Records contained in a dataset
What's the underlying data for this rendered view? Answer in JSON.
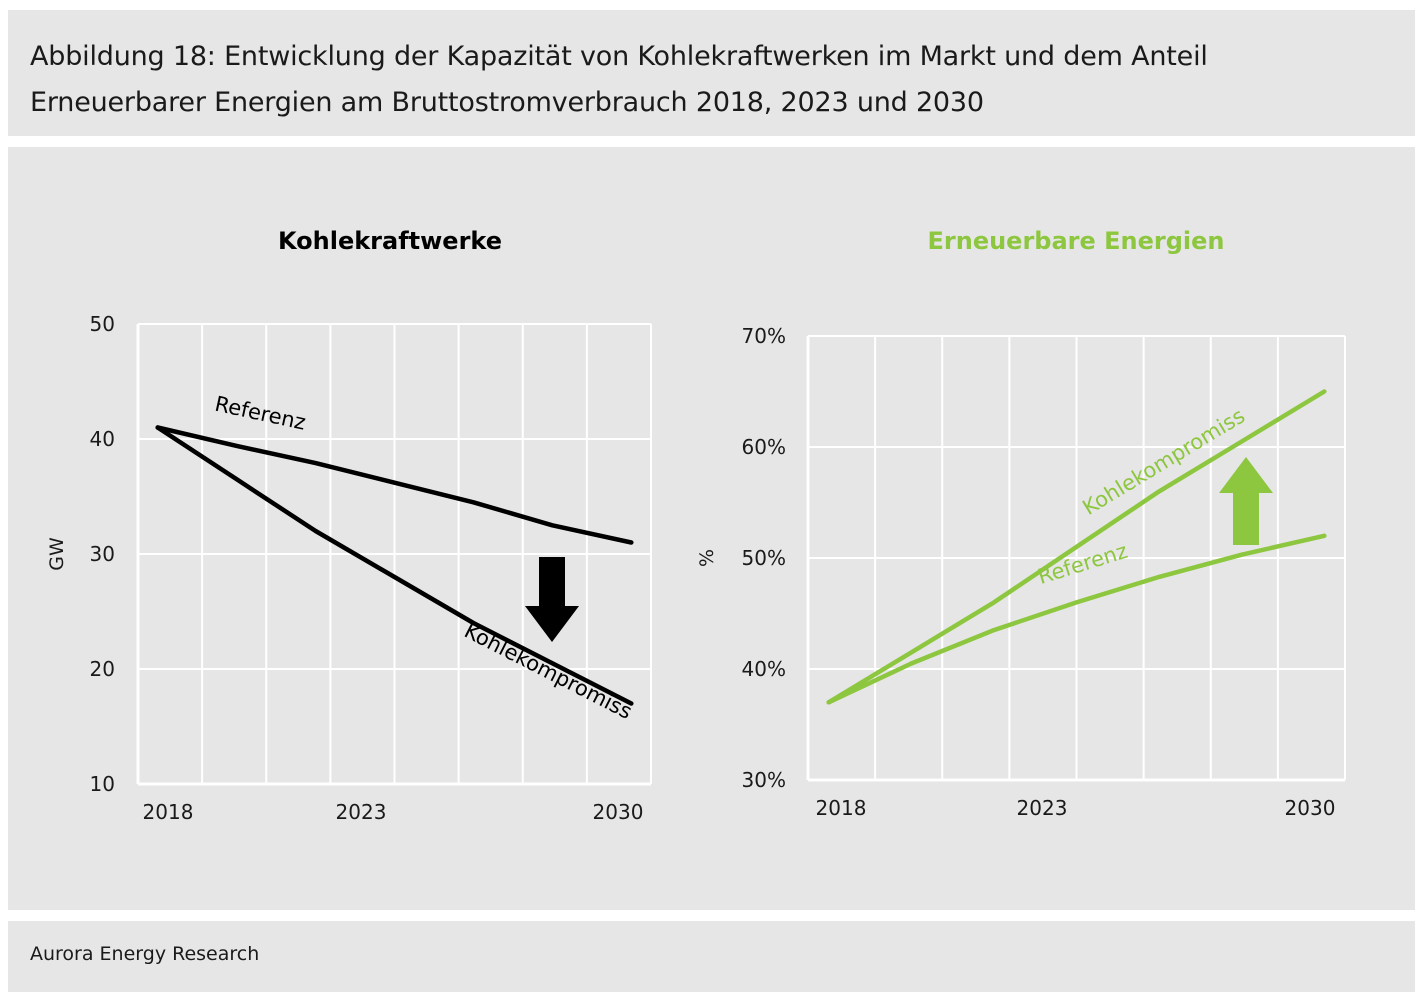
{
  "header": {
    "title_line1": "Abbildung 18: Entwicklung der Kapazität von Kohlekraftwerken im Markt und dem Anteil",
    "title_line2": "Erneuerbarer Energien am Bruttostromverbrauch 2018, 2023 und 2030"
  },
  "footer": {
    "source": "Aurora Energy Research"
  },
  "colors": {
    "panel_bg": "#e6e6e6",
    "black_series": "#000000",
    "green_series": "#8dc63f",
    "grid": "#ffffff"
  },
  "chart_data": [
    {
      "type": "line",
      "title": "Kohlekraftwerke",
      "title_color": "#000000",
      "ylabel": "GW",
      "xlabel": "",
      "x_ticks": [
        "2018",
        "2023",
        "2030"
      ],
      "xlim": [
        2017.5,
        2030.5
      ],
      "ylim": [
        10,
        50
      ],
      "y_ticks": [
        "10",
        "20",
        "30",
        "40",
        "50"
      ],
      "grid": true,
      "series": [
        {
          "name": "Referenz",
          "color": "#000000",
          "x": [
            2018,
            2020,
            2022,
            2024,
            2026,
            2028,
            2030
          ],
          "y": [
            41,
            39.4,
            37.9,
            36.2,
            34.5,
            32.5,
            31
          ]
        },
        {
          "name": "Kohlekompromiss",
          "color": "#000000",
          "x": [
            2018,
            2020,
            2022,
            2024,
            2026,
            2028,
            2030
          ],
          "y": [
            41,
            36.5,
            32,
            28,
            24,
            20.5,
            17
          ]
        }
      ],
      "annotations": [
        {
          "type": "arrow",
          "direction": "down",
          "color": "#000000"
        }
      ]
    },
    {
      "type": "line",
      "title": "Erneuerbare Energien",
      "title_color": "#8dc63f",
      "ylabel": "%",
      "xlabel": "",
      "x_ticks": [
        "2018",
        "2023",
        "2030"
      ],
      "xlim": [
        2017.5,
        2030.5
      ],
      "ylim": [
        30,
        70
      ],
      "y_ticks": [
        "30%",
        "40%",
        "50%",
        "60%",
        "70%"
      ],
      "grid": true,
      "series": [
        {
          "name": "Kohlekompromiss",
          "color": "#8dc63f",
          "x": [
            2018,
            2020,
            2022,
            2024,
            2026,
            2028,
            2030
          ],
          "y": [
            37,
            41.5,
            46,
            51,
            56,
            60.5,
            65
          ]
        },
        {
          "name": "Referenz",
          "color": "#8dc63f",
          "x": [
            2018,
            2020,
            2022,
            2024,
            2026,
            2028,
            2030
          ],
          "y": [
            37,
            40.5,
            43.5,
            46,
            48.3,
            50.3,
            52
          ]
        }
      ],
      "annotations": [
        {
          "type": "arrow",
          "direction": "up",
          "color": "#8dc63f"
        }
      ]
    }
  ]
}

EXERCISE: Can the entries above be repeated exactly, without their pictures?

SOLUTION TO THIS PROBLEM:
What's the underlying data for this rendered view? Answer in JSON.
{
  "header": {
    "title_line1": "Abbildung 18: Entwicklung der Kapazität von Kohlekraftwerken im Markt und dem Anteil",
    "title_line2": "Erneuerbarer Energien am Bruttostromverbrauch 2018, 2023 und 2030"
  },
  "footer": {
    "source": "Aurora Energy Research"
  },
  "colors": {
    "panel_bg": "#e6e6e6",
    "black_series": "#000000",
    "green_series": "#8dc63f",
    "grid": "#ffffff"
  },
  "chart_data": [
    {
      "type": "line",
      "title": "Kohlekraftwerke",
      "title_color": "#000000",
      "ylabel": "GW",
      "xlabel": "",
      "x_ticks": [
        "2018",
        "2023",
        "2030"
      ],
      "xlim": [
        2017.5,
        2030.5
      ],
      "ylim": [
        10,
        50
      ],
      "y_ticks": [
        "10",
        "20",
        "30",
        "40",
        "50"
      ],
      "grid": true,
      "series": [
        {
          "name": "Referenz",
          "color": "#000000",
          "x": [
            2018,
            2020,
            2022,
            2024,
            2026,
            2028,
            2030
          ],
          "y": [
            41,
            39.4,
            37.9,
            36.2,
            34.5,
            32.5,
            31
          ]
        },
        {
          "name": "Kohlekompromiss",
          "color": "#000000",
          "x": [
            2018,
            2020,
            2022,
            2024,
            2026,
            2028,
            2030
          ],
          "y": [
            41,
            36.5,
            32,
            28,
            24,
            20.5,
            17
          ]
        }
      ],
      "annotations": [
        {
          "type": "arrow",
          "direction": "down",
          "color": "#000000"
        }
      ]
    },
    {
      "type": "line",
      "title": "Erneuerbare Energien",
      "title_color": "#8dc63f",
      "ylabel": "%",
      "xlabel": "",
      "x_ticks": [
        "2018",
        "2023",
        "2030"
      ],
      "xlim": [
        2017.5,
        2030.5
      ],
      "ylim": [
        30,
        70
      ],
      "y_ticks": [
        "30%",
        "40%",
        "50%",
        "60%",
        "70%"
      ],
      "grid": true,
      "series": [
        {
          "name": "Kohlekompromiss",
          "color": "#8dc63f",
          "x": [
            2018,
            2020,
            2022,
            2024,
            2026,
            2028,
            2030
          ],
          "y": [
            37,
            41.5,
            46,
            51,
            56,
            60.5,
            65
          ]
        },
        {
          "name": "Referenz",
          "color": "#8dc63f",
          "x": [
            2018,
            2020,
            2022,
            2024,
            2026,
            2028,
            2030
          ],
          "y": [
            37,
            40.5,
            43.5,
            46,
            48.3,
            50.3,
            52
          ]
        }
      ],
      "annotations": [
        {
          "type": "arrow",
          "direction": "up",
          "color": "#8dc63f"
        }
      ]
    }
  ]
}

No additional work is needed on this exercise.